**YOUR TASK:** Give the data below again exactly as it stands. Omit the pictures.

**AVAILABLE RECORDS:**

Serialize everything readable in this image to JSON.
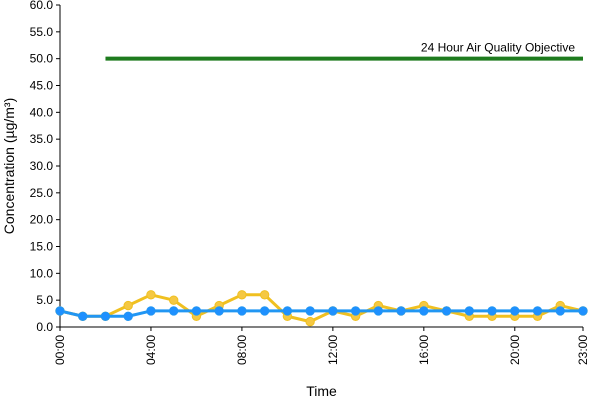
{
  "chart_data": {
    "type": "line",
    "xlabel": "Time",
    "ylabel": "Concentration (µg/m³)",
    "ylim": [
      0,
      60
    ],
    "y_ticks": [
      "0.0",
      "5.0",
      "10.0",
      "15.0",
      "20.0",
      "25.0",
      "30.0",
      "35.0",
      "40.0",
      "45.0",
      "50.0",
      "55.0",
      "60.0"
    ],
    "x_ticks": [
      "00:00",
      "04:00",
      "08:00",
      "12:00",
      "16:00",
      "20:00",
      "23:00"
    ],
    "x_tick_hours": [
      0,
      4,
      8,
      12,
      16,
      20,
      23
    ],
    "grid": false,
    "objective": {
      "label": "24 Hour Air Quality Objective",
      "value": 50,
      "from_hour": 2,
      "to_hour": 23,
      "color": "#1e7b1e"
    },
    "series": [
      {
        "color": "#f0c020",
        "marker_fill": "#f5c842",
        "hours": [
          0,
          1,
          2,
          3,
          4,
          5,
          6,
          7,
          8,
          9,
          10,
          11,
          12,
          13,
          14,
          15,
          16,
          17,
          18,
          19,
          20,
          21,
          22,
          23
        ],
        "values": [
          3,
          2,
          2,
          4,
          6,
          5,
          2,
          4,
          6,
          6,
          2,
          1,
          3,
          2,
          4,
          3,
          4,
          3,
          2,
          2,
          2,
          2,
          4,
          3
        ]
      },
      {
        "color": "#2196f3",
        "marker_fill": "#1e90ff",
        "hours": [
          0,
          1,
          2,
          3,
          4,
          5,
          6,
          7,
          8,
          9,
          10,
          11,
          12,
          13,
          14,
          15,
          16,
          17,
          18,
          19,
          20,
          21,
          22,
          23
        ],
        "values": [
          3,
          2,
          2,
          2,
          3,
          3,
          3,
          3,
          3,
          3,
          3,
          3,
          3,
          3,
          3,
          3,
          3,
          3,
          3,
          3,
          3,
          3,
          3,
          3
        ]
      }
    ]
  }
}
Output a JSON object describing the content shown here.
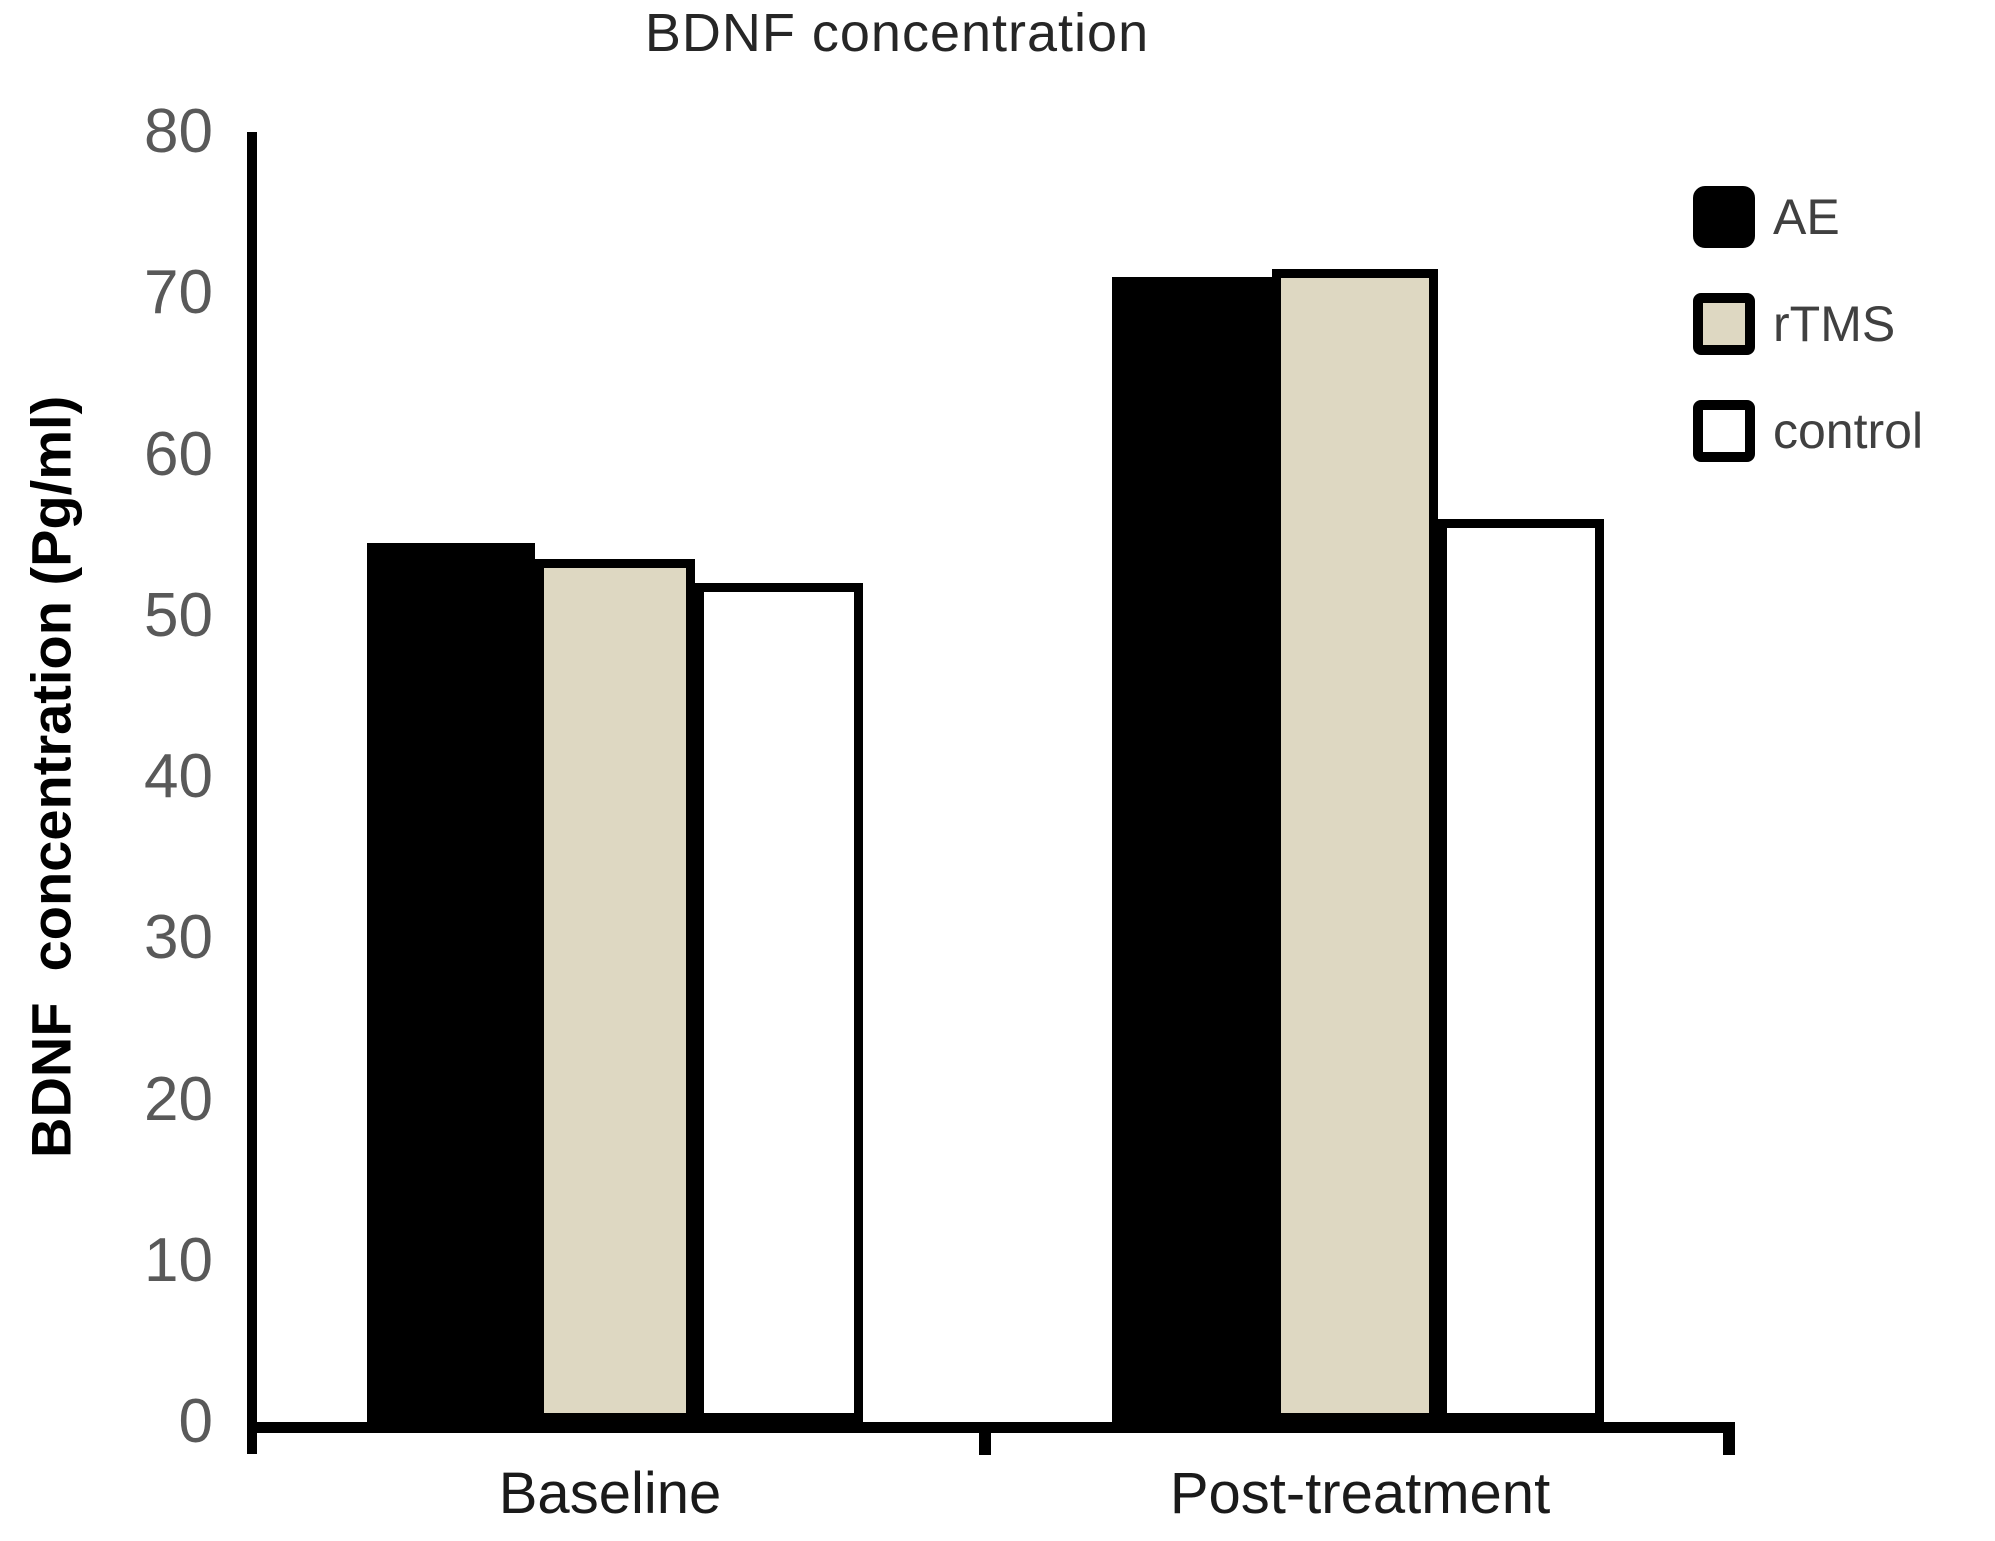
{
  "chart_data": {
    "type": "bar",
    "title": "BDNF concentration",
    "ylabel": "BDNF  concentration (Pg/ml)",
    "xlabel": "",
    "ylim": [
      0,
      80
    ],
    "y_ticks": [
      0,
      10,
      20,
      30,
      40,
      50,
      60,
      70,
      80
    ],
    "categories": [
      "Baseline",
      "Post-treatment"
    ],
    "series": [
      {
        "name": "AE",
        "values": [
          54.5,
          71
        ],
        "fill": "#000000",
        "border": "#000000"
      },
      {
        "name": "rTMS",
        "values": [
          53.5,
          71.5
        ],
        "fill": "#ded8c2",
        "border": "#000000"
      },
      {
        "name": "control",
        "values": [
          52,
          56
        ],
        "fill": "#ffffff",
        "border": "#000000"
      }
    ],
    "legend_position": "top-right",
    "grid": false,
    "axis_color": "#000000",
    "tick_label_color": "#595959"
  }
}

**PROBLEM SOLUTION:**
Serialize everything readable in this image to JSON.
{
  "chart_data": {
    "type": "line",
    "xlabel": "Time",
    "ylabel": "Concentration (µg/m³)",
    "ylim": [
      0,
      60
    ],
    "y_ticks": [
      "0.0",
      "5.0",
      "10.0",
      "15.0",
      "20.0",
      "25.0",
      "30.0",
      "35.0",
      "40.0",
      "45.0",
      "50.0",
      "55.0",
      "60.0"
    ],
    "x_ticks": [
      "00:00",
      "04:00",
      "08:00",
      "12:00",
      "16:00",
      "20:00",
      "23:00"
    ],
    "x_tick_hours": [
      0,
      4,
      8,
      12,
      16,
      20,
      23
    ],
    "grid": false,
    "objective": {
      "label": "24 Hour Air Quality Objective",
      "value": 50,
      "from_hour": 2,
      "to_hour": 23,
      "color": "#1e7b1e"
    },
    "series": [
      {
        "color": "#f0c020",
        "marker_fill": "#f5c842",
        "hours": [
          0,
          1,
          2,
          3,
          4,
          5,
          6,
          7,
          8,
          9,
          10,
          11,
          12,
          13,
          14,
          15,
          16,
          17,
          18,
          19,
          20,
          21,
          22,
          23
        ],
        "values": [
          3,
          2,
          2,
          4,
          6,
          5,
          2,
          4,
          6,
          6,
          2,
          1,
          3,
          2,
          4,
          3,
          4,
          3,
          2,
          2,
          2,
          2,
          4,
          3
        ]
      },
      {
        "color": "#2196f3",
        "marker_fill": "#1e90ff",
        "hours": [
          0,
          1,
          2,
          3,
          4,
          5,
          6,
          7,
          8,
          9,
          10,
          11,
          12,
          13,
          14,
          15,
          16,
          17,
          18,
          19,
          20,
          21,
          22,
          23
        ],
        "values": [
          3,
          2,
          2,
          2,
          3,
          3,
          3,
          3,
          3,
          3,
          3,
          3,
          3,
          3,
          3,
          3,
          3,
          3,
          3,
          3,
          3,
          3,
          3,
          3
        ]
      }
    ]
  }
}
Output a JSON object describing the content shown here.
{
  "chart_data": {
    "type": "bar",
    "title": "BDNF concentration",
    "ylabel": "BDNF  concentration (Pg/ml)",
    "xlabel": "",
    "ylim": [
      0,
      80
    ],
    "y_ticks": [
      0,
      10,
      20,
      30,
      40,
      50,
      60,
      70,
      80
    ],
    "categories": [
      "Baseline",
      "Post-treatment"
    ],
    "series": [
      {
        "name": "AE",
        "values": [
          54.5,
          71
        ],
        "fill": "#000000",
        "border": "#000000"
      },
      {
        "name": "rTMS",
        "values": [
          53.5,
          71.5
        ],
        "fill": "#ded8c2",
        "border": "#000000"
      },
      {
        "name": "control",
        "values": [
          52,
          56
        ],
        "fill": "#ffffff",
        "border": "#000000"
      }
    ],
    "legend_position": "top-right",
    "grid": false,
    "axis_color": "#000000",
    "tick_label_color": "#595959"
  }
}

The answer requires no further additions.